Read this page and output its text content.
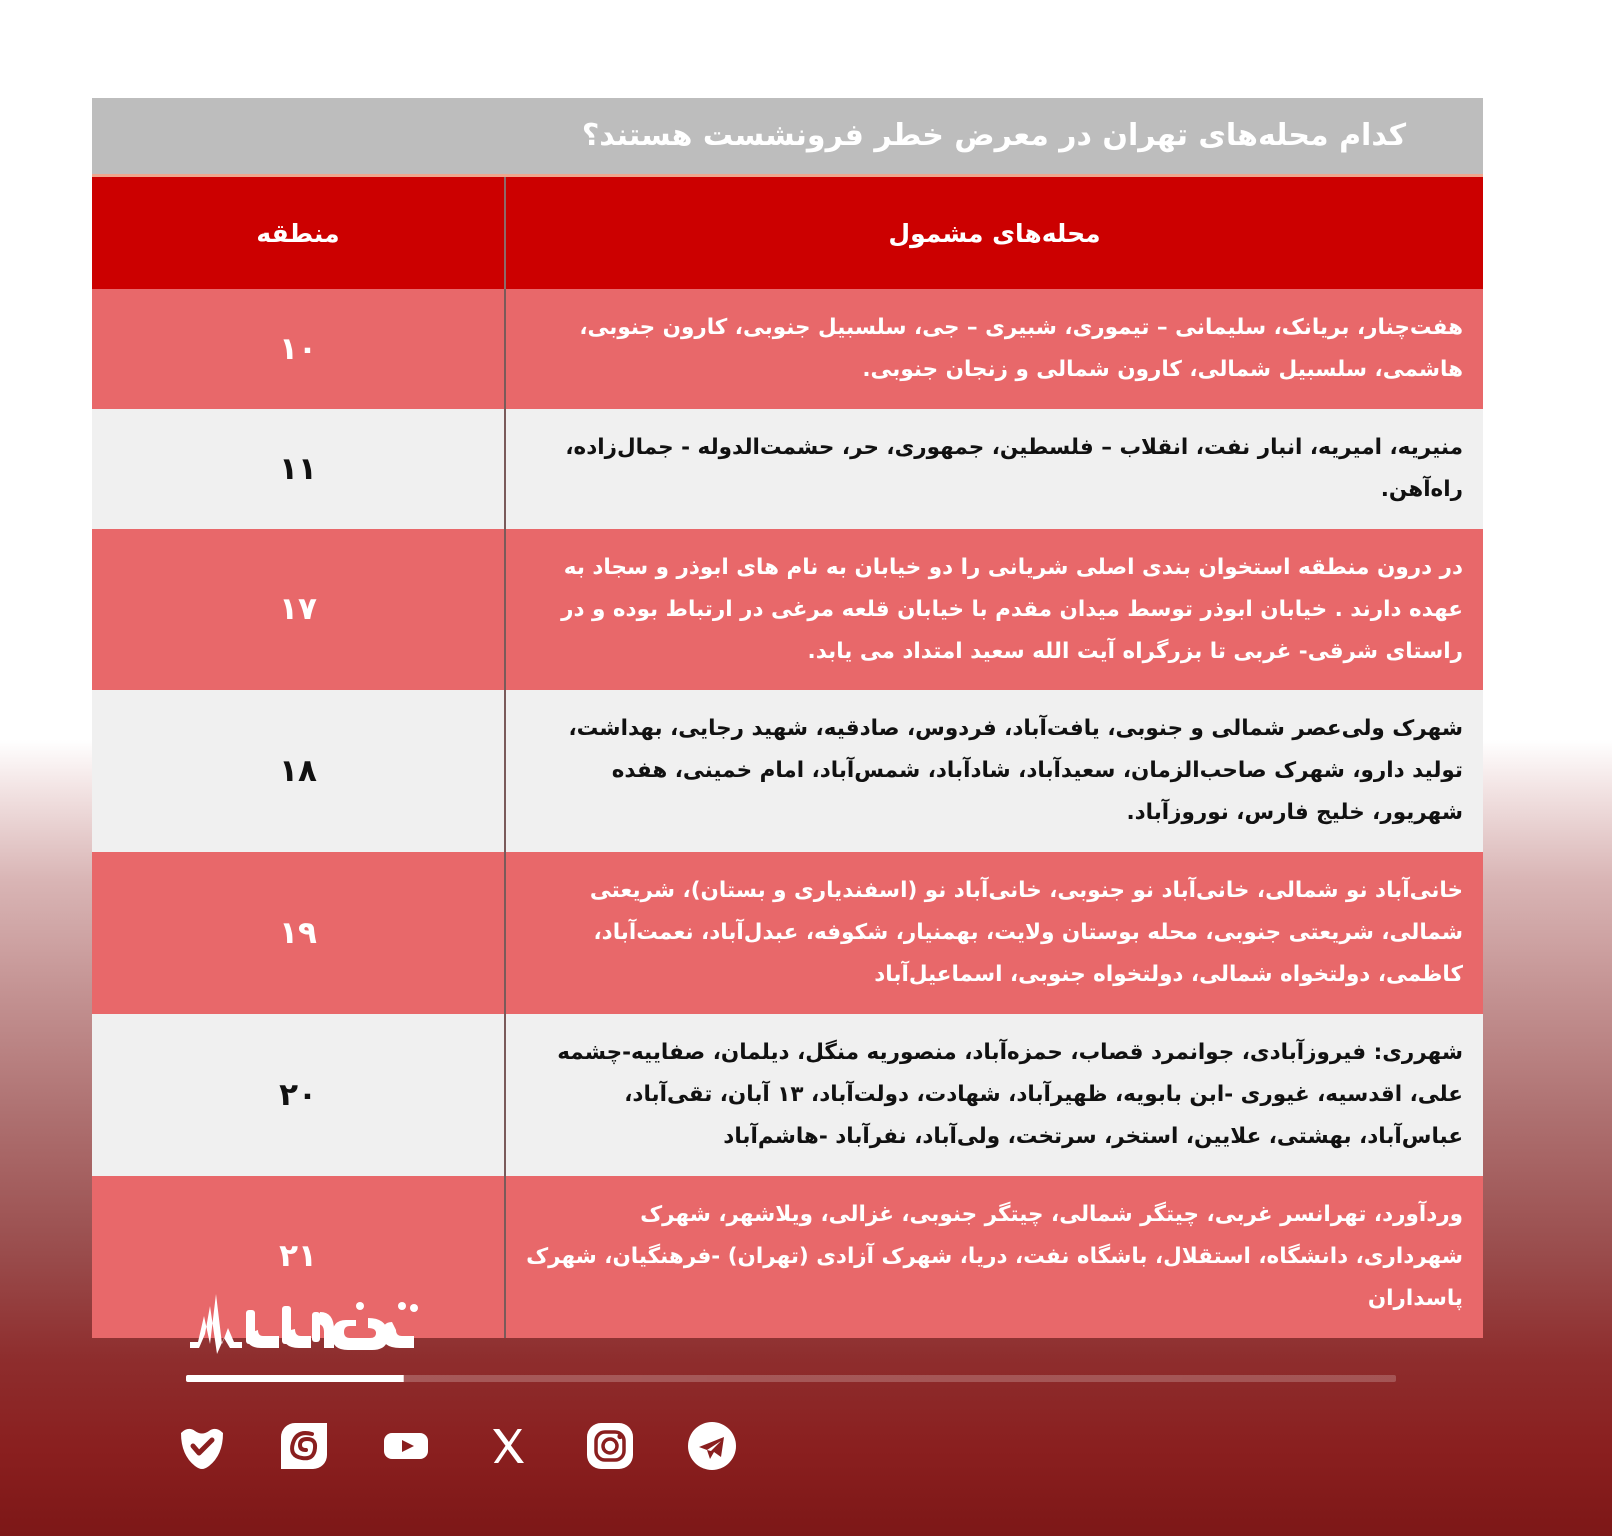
کدام محله‌های تهران در معرض خطر فرونشست هستند؟	

محله‌های مشمول	منطقه
هفت‌چنار، بریانک، سلیمانی – تیموری، شبیری – جی، سلسبیل جنوبی، کارون جنوبی، هاشمی، سلسبیل شمالی، کارون شمالی و زنجان جنوبی.	۱۰
منیریه، امیریه، انبار نفت، انقلاب – فلسطین، جمهوری، حر، حشمت‌الدوله - جمال‌زاده، راه‌آهن.	۱۱
در درون منطقه استخوان بندی اصلی شریانی را دو خیابان به نام های ابوذر و سجاد به عهده دارند . خیابان ابوذر توسط میدان مقدم با خیابان قلعه مرغی در ارتباط بوده و در راستای شرقی- غربی تا بزرگراه آیت الله سعید امتداد می یابد.	۱۷
شهرک ولی‌عصر شمالی و جنوبی، یافت‌آباد، فردوس، صادقیه، شهید رجایی، بهداشت، تولید دارو، شهرک صاحب‌الزمان، سعیدآباد، شادآباد، شمس‌آباد، امام خمینی، هفده شهریور، خلیج فارس، نوروزآباد.	۱۸
خانی‌آباد نو شمالی، خانی‌آباد نو جنوبی، خانی‌آباد نو (اسفندیاری و بستان)، شریعتی شمالی، شریعتی جنوبی، محله بوستان ولایت، بهمنیار، شکوفه، عبدل‌آباد، نعمت‌آباد، کاظمی، دولتخواه شمالی، دولتخواه جنوبی، اسماعیل‌آباد	۱۹
شهرری: فیروزآبادی، جوانمرد قصاب، حمزه‌آباد، منصوریه منگل، دیلمان، صفاییه-چشمه علی، اقدسیه، غیوری -ابن بابویه، ظهیرآباد، شهادت، دولت‌آباد، ۱۳ آبان، تقی‌آباد، عباس‌آباد، بهشتی، علایین، استخر، سرتخت، ولی‌آباد، نفرآباد -هاشم‌آباد	۲۰
وردآورد، تهرانسر غربی، چیتگر شمالی، چیتگر جنوبی، غزالی، ویلاشهر، شهرک شهرداری، دانشگاه، استقلال، باشگاه نفت، دریا، شهرک آزادی (تهران) -فرهنگیان، شهرک پاسداران	۲۱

□ □ □ □

**Task details**.
The listing above must be printed again exactly, minus its pictures.

**Output for this task**.
Read this page and output its text content.
کدام محله‌های تهران در معرض خطر فرونشست هستند؟	

محله‌های مشمول	منطقه
هفت‌چنار، بریانک، سلیمانی – تیموری، شبیری – جی، سلسبیل جنوبی، کارون جنوبی، هاشمی، سلسبیل شمالی، کارون شمالی و زنجان جنوبی.	۱۰
منیریه، امیریه، انبار نفت، انقلاب – فلسطین، جمهوری، حر، حشمت‌الدوله - جمال‌زاده، راه‌آهن.	۱۱
در درون منطقه استخوان بندی اصلی شریانی را دو خیابان به نام های ابوذر و سجاد به عهده دارند . خیابان ابوذر توسط میدان مقدم با خیابان قلعه مرغی در ارتباط بوده و در راستای شرقی- غربی تا بزرگراه آیت الله سعید امتداد می یابد.	۱۷
شهرک ولی‌عصر شمالی و جنوبی، یافت‌آباد، فردوس، صادقیه، شهید رجایی، بهداشت، تولید دارو، شهرک صاحب‌الزمان، سعیدآباد، شادآباد، شمس‌آباد، امام خمینی، هفده شهریور، خلیج فارس، نوروزآباد.	۱۸
خانی‌آباد نو شمالی، خانی‌آباد نو جنوبی، خانی‌آباد نو (اسفندیاری و بستان)، شریعتی شمالی، شریعتی جنوبی، محله بوستان ولایت، بهمنیار، شکوفه، عبدل‌آباد، نعمت‌آباد، کاظمی، دولتخواه شمالی، دولتخواه جنوبی، اسماعیل‌آباد	۱۹
شهرری: فیروزآبادی، جوانمرد قصاب، حمزه‌آباد، منصوریه منگل، دیلمان، صفاییه-چشمه علی، اقدسیه، غیوری -ابن بابویه، ظهیرآباد، شهادت، دولت‌آباد، ۱۳ آبان، تقی‌آباد، عباس‌آباد، بهشتی، علایین، استخر، سرتخت، ولی‌آباد، نفرآباد -هاشم‌آباد	۲۰
وردآورد، تهرانسر غربی، چیتگر شمالی، چیتگر جنوبی، غزالی، ویلاشهر، شهرک شهرداری، دانشگاه، استقلال، باشگاه نفت، دریا، شهرک آزادی (تهران) -فرهنگیان، شهرک پاسداران	۲۱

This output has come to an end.